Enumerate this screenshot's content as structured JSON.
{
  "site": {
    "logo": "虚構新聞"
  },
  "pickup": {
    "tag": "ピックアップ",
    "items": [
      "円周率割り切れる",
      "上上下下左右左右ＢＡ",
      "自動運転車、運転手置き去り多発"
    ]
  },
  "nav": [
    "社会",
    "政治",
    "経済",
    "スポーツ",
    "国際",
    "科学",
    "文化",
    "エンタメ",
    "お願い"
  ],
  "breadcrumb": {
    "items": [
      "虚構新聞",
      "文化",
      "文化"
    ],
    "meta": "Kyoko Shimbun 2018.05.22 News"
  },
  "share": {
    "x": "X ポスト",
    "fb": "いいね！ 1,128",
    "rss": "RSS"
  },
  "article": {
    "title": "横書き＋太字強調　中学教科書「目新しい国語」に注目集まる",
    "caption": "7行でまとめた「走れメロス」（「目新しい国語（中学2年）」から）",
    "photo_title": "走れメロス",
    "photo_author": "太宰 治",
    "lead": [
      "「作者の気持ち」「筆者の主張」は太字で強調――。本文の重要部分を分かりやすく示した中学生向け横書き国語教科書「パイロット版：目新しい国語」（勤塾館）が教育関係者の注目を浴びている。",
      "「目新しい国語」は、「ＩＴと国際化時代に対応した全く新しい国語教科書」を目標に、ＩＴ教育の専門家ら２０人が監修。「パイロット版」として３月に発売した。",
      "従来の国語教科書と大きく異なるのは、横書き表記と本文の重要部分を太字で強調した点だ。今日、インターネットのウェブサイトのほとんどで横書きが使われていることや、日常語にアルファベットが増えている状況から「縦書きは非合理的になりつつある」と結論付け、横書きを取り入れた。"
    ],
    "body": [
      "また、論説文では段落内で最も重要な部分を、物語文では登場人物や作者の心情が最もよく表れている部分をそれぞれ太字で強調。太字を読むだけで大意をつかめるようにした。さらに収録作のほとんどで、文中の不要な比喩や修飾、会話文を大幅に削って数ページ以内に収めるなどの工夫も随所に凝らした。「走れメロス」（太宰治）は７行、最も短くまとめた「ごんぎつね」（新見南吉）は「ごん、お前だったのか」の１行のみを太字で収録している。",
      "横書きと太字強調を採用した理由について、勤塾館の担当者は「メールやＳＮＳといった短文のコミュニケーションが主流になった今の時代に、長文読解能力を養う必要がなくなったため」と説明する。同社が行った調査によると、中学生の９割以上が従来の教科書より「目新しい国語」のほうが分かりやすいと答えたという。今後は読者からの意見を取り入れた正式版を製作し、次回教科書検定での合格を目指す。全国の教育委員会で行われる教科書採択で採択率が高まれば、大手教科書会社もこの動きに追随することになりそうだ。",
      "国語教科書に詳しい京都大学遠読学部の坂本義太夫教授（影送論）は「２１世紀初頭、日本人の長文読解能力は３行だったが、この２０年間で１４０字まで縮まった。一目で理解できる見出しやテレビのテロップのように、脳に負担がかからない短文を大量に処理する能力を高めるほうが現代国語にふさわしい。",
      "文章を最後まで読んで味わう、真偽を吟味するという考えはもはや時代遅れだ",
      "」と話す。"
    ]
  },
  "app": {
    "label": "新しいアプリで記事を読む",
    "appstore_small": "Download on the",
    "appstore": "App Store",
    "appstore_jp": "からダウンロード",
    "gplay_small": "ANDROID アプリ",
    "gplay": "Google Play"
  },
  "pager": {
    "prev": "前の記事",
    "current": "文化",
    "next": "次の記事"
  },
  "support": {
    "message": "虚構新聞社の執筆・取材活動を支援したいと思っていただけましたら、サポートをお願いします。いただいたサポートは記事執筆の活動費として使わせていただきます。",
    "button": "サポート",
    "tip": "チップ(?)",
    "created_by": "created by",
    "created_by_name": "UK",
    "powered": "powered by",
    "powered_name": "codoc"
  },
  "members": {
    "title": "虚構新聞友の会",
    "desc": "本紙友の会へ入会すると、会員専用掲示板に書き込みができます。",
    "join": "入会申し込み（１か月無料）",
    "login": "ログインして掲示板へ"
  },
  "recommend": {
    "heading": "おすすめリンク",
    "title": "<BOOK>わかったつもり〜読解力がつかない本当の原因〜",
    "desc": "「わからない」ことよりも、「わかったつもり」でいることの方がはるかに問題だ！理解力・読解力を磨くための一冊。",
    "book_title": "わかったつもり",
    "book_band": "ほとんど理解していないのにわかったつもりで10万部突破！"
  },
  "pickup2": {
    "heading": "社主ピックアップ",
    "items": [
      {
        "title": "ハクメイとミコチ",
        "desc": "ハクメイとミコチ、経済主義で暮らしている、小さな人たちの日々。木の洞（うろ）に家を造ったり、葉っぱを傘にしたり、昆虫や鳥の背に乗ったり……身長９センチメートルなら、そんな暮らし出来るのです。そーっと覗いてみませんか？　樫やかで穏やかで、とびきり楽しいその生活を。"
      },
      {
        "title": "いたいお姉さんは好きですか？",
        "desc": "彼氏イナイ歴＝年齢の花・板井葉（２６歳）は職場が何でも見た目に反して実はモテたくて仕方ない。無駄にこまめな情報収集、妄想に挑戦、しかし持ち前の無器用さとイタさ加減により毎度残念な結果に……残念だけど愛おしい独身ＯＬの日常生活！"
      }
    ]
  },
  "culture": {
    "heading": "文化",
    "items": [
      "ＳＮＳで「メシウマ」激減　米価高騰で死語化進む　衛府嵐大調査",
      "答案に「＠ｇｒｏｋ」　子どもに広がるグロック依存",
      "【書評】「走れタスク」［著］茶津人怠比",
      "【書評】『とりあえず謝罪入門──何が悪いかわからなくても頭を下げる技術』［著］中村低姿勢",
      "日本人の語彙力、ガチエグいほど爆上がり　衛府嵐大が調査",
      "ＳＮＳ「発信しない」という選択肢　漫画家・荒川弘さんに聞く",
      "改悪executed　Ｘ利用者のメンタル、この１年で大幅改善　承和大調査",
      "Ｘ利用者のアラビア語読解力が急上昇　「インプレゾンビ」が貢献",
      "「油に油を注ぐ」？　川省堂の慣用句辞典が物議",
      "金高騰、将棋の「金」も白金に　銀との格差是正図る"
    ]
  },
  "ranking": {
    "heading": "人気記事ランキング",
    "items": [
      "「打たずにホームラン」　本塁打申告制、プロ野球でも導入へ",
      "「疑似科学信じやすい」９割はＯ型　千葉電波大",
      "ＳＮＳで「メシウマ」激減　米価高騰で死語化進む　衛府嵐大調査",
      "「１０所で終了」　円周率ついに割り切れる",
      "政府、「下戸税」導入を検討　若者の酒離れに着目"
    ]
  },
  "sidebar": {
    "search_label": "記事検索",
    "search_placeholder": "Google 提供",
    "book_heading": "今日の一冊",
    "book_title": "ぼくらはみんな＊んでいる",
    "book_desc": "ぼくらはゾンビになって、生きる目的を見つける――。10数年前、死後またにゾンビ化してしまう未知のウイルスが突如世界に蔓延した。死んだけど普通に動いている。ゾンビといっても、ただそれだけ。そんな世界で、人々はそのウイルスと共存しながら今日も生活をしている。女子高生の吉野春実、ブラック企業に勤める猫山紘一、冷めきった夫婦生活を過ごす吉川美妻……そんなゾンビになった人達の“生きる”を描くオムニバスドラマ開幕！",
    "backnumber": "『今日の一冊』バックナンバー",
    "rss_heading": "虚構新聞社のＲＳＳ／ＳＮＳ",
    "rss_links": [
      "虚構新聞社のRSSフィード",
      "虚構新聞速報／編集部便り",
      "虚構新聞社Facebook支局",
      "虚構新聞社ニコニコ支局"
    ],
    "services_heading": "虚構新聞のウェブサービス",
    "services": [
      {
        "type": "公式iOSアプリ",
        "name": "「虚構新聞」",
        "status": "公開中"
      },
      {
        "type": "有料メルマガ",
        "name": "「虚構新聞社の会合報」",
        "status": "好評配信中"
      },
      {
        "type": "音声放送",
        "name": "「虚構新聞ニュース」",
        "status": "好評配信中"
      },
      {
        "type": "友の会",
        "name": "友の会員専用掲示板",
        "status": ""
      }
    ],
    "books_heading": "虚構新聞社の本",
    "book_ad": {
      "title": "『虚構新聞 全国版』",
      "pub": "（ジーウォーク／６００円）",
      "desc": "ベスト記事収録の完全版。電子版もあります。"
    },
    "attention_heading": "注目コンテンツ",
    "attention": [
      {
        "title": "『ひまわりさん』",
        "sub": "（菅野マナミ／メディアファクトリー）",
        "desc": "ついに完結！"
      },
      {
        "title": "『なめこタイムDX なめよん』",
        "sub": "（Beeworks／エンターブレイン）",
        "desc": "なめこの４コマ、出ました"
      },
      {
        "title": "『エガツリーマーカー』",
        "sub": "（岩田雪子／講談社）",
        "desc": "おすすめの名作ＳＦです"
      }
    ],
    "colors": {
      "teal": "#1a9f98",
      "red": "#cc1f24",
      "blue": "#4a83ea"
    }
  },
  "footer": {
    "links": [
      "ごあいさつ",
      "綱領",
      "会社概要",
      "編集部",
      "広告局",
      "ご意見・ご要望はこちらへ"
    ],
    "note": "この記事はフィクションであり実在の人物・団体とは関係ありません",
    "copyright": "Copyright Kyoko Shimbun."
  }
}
·····
> **Prompt**:
Lines of the material that contain the word "Shimbun" are to be gathered.

> **Complete output**:
    "meta": "Kyoko Shimbun 2018.05.22 News"
    "copyright": "Copyright Kyoko Shimbun."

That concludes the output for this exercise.